══ Listed entries

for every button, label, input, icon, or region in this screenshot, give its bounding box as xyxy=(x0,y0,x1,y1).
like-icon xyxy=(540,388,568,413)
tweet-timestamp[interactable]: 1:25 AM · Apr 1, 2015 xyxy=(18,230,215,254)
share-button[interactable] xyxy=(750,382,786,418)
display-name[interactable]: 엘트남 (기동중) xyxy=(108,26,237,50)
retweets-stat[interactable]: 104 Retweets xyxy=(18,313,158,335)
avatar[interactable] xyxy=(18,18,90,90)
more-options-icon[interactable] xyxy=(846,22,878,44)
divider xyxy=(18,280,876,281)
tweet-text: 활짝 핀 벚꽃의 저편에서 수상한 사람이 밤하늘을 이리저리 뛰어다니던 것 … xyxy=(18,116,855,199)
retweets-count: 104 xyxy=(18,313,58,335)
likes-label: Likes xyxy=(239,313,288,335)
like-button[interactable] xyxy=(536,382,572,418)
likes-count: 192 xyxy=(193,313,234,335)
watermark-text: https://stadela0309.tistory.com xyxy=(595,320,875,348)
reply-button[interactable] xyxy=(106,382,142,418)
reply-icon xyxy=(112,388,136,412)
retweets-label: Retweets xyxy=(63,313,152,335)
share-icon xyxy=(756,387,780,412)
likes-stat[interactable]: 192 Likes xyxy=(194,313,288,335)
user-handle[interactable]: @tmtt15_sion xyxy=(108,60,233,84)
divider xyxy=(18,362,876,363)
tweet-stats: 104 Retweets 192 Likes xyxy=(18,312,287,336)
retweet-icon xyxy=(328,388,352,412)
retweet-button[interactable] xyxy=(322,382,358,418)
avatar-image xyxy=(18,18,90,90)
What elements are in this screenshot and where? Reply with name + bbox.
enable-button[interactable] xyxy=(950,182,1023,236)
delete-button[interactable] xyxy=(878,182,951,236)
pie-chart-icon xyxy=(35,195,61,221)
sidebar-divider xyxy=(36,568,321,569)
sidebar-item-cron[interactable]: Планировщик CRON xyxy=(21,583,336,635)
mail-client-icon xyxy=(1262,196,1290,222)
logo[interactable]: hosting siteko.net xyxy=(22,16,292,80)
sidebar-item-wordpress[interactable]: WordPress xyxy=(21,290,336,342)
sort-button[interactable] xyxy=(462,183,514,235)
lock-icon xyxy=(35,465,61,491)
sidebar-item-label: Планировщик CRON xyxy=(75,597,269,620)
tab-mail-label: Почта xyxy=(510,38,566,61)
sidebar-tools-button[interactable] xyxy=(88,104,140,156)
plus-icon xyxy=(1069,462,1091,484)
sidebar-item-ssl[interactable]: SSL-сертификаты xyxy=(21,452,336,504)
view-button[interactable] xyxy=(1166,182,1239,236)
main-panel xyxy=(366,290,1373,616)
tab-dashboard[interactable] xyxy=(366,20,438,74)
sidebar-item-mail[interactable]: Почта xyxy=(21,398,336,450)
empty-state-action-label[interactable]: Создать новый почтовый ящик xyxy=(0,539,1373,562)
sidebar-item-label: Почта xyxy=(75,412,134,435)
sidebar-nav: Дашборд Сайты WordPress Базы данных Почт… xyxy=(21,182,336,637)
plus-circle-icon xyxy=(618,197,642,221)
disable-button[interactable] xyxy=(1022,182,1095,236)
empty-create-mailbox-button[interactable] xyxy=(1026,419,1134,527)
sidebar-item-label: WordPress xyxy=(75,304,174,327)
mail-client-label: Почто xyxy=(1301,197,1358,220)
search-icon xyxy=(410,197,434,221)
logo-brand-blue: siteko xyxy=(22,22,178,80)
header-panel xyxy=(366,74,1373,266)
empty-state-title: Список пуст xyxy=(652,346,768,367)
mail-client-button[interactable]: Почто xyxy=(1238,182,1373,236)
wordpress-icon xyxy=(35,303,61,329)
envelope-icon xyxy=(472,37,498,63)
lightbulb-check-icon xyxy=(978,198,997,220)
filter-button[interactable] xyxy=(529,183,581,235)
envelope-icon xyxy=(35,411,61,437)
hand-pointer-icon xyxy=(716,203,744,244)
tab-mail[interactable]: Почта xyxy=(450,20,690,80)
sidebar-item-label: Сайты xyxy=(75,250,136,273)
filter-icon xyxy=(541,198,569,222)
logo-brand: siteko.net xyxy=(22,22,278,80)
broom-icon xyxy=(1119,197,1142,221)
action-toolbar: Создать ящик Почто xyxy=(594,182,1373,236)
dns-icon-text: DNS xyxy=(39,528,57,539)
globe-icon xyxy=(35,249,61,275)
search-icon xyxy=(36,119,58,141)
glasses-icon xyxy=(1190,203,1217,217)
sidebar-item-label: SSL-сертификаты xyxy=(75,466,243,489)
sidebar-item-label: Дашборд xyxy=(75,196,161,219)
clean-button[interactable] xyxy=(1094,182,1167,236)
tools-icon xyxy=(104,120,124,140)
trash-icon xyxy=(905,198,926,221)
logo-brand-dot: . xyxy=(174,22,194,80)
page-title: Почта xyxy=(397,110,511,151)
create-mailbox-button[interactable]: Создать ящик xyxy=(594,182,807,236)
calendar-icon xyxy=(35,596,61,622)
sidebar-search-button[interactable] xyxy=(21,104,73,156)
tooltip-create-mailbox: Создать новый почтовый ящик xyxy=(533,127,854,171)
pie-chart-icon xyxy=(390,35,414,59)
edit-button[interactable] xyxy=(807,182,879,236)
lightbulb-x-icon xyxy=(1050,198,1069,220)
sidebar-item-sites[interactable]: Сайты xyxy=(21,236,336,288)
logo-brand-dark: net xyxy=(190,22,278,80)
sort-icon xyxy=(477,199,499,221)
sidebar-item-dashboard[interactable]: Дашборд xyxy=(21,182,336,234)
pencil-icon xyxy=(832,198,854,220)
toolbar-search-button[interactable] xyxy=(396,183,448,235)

════

* [Exercise directions]
Rewrite all of the data above, swapping each occurrence of "xyxy" for "bbox" and leaving every other character unchanged.

* [Solution to the exercise]
for every button, label, input, icon, or region in this screenshot, give its bounding box as bbox=(x0,y0,x1,y1).
like-icon bbox=(540,388,568,413)
tweet-timestamp[interactable]: 1:25 AM · Apr 1, 2015 bbox=(18,230,215,254)
share-button[interactable] bbox=(750,382,786,418)
display-name[interactable]: 엘트남 (기동중) bbox=(108,26,237,50)
retweets-stat[interactable]: 104 Retweets bbox=(18,313,158,335)
avatar[interactable] bbox=(18,18,90,90)
more-options-icon[interactable] bbox=(846,22,878,44)
divider bbox=(18,280,876,281)
tweet-text: 활짝 핀 벚꽃의 저편에서 수상한 사람이 밤하늘을 이리저리 뛰어다니던 것 … bbox=(18,116,855,199)
retweets-count: 104 bbox=(18,313,58,335)
likes-label: Likes bbox=(239,313,288,335)
like-button[interactable] bbox=(536,382,572,418)
likes-count: 192 bbox=(193,313,234,335)
watermark-text: https://stadela0309.tistory.com bbox=(595,320,875,348)
reply-button[interactable] bbox=(106,382,142,418)
reply-icon bbox=(112,388,136,412)
retweets-label: Retweets bbox=(63,313,152,335)
share-icon bbox=(756,387,780,412)
likes-stat[interactable]: 192 Likes bbox=(194,313,288,335)
user-handle[interactable]: @tmtt15_sion bbox=(108,60,233,84)
divider bbox=(18,362,876,363)
tweet-stats: 104 Retweets 192 Likes bbox=(18,312,287,336)
retweet-icon bbox=(328,388,352,412)
retweet-button[interactable] bbox=(322,382,358,418)
avatar-image bbox=(18,18,90,90)
What elements are in this screenshot and where? Reply with name + bbox.
enable-button[interactable] bbox=(950,182,1023,236)
delete-button[interactable] bbox=(878,182,951,236)
pie-chart-icon bbox=(35,195,61,221)
sidebar-divider bbox=(36,568,321,569)
sidebar-item-cron[interactable]: Планировщик CRON bbox=(21,583,336,635)
mail-client-icon bbox=(1262,196,1290,222)
logo[interactable]: hosting siteko.net bbox=(22,16,292,80)
sidebar-item-wordpress[interactable]: WordPress bbox=(21,290,336,342)
sort-button[interactable] bbox=(462,183,514,235)
lock-icon bbox=(35,465,61,491)
sidebar-item-label: Планировщик CRON bbox=(75,597,269,620)
tab-mail-label: Почта bbox=(510,38,566,61)
sidebar-tools-button[interactable] bbox=(88,104,140,156)
plus-icon bbox=(1069,462,1091,484)
sidebar-item-ssl[interactable]: SSL-сертификаты bbox=(21,452,336,504)
view-button[interactable] bbox=(1166,182,1239,236)
main-panel bbox=(366,290,1373,616)
tab-dashboard[interactable] bbox=(366,20,438,74)
sidebar-item-mail[interactable]: Почта bbox=(21,398,336,450)
empty-state-action-label[interactable]: Создать новый почтовый ящик bbox=(0,539,1373,562)
sidebar-item-label: Почта bbox=(75,412,134,435)
sidebar-nav: Дашборд Сайты WordPress Базы данных Почт… bbox=(21,182,336,637)
plus-circle-icon bbox=(618,197,642,221)
disable-button[interactable] bbox=(1022,182,1095,236)
empty-create-mailbox-button[interactable] bbox=(1026,419,1134,527)
sidebar-item-label: WordPress bbox=(75,304,174,327)
mail-client-label: Почто bbox=(1301,197,1358,220)
search-icon bbox=(410,197,434,221)
logo-brand-blue: siteko bbox=(22,22,178,80)
header-panel bbox=(366,74,1373,266)
empty-state-title: Список пуст bbox=(652,346,768,367)
mail-client-button[interactable]: Почто bbox=(1238,182,1373,236)
wordpress-icon bbox=(35,303,61,329)
envelope-icon bbox=(472,37,498,63)
lightbulb-check-icon bbox=(978,198,997,220)
filter-button[interactable] bbox=(529,183,581,235)
envelope-icon bbox=(35,411,61,437)
hand-pointer-icon bbox=(716,203,744,244)
tab-mail[interactable]: Почта bbox=(450,20,690,80)
sidebar-item-label: Сайты bbox=(75,250,136,273)
filter-icon bbox=(541,198,569,222)
logo-brand: siteko.net bbox=(22,22,278,80)
broom-icon bbox=(1119,197,1142,221)
action-toolbar: Создать ящик Почто bbox=(594,182,1373,236)
dns-icon-text: DNS bbox=(39,528,57,539)
globe-icon bbox=(35,249,61,275)
search-icon bbox=(36,119,58,141)
glasses-icon bbox=(1190,203,1217,217)
sidebar-item-label: SSL-сертификаты bbox=(75,466,243,489)
sidebar-item-label: Дашборд bbox=(75,196,161,219)
clean-button[interactable] bbox=(1094,182,1167,236)
tools-icon bbox=(104,120,124,140)
trash-icon bbox=(905,198,926,221)
logo-brand-dot: . bbox=(174,22,194,80)
page-title: Почта bbox=(397,110,511,151)
create-mailbox-button[interactable]: Создать ящик bbox=(594,182,807,236)
calendar-icon bbox=(35,596,61,622)
sidebar-search-button[interactable] bbox=(21,104,73,156)
tooltip-create-mailbox: Создать новый почтовый ящик bbox=(533,127,854,171)
pie-chart-icon bbox=(390,35,414,59)
edit-button[interactable] bbox=(807,182,879,236)
lightbulb-x-icon bbox=(1050,198,1069,220)
sidebar-item-sites[interactable]: Сайты bbox=(21,236,336,288)
logo-brand-dark: net bbox=(190,22,278,80)
sort-icon bbox=(477,199,499,221)
sidebar-item-dashboard[interactable]: Дашборд bbox=(21,182,336,234)
pencil-icon bbox=(832,198,854,220)
toolbar-search-button[interactable] bbox=(396,183,448,235)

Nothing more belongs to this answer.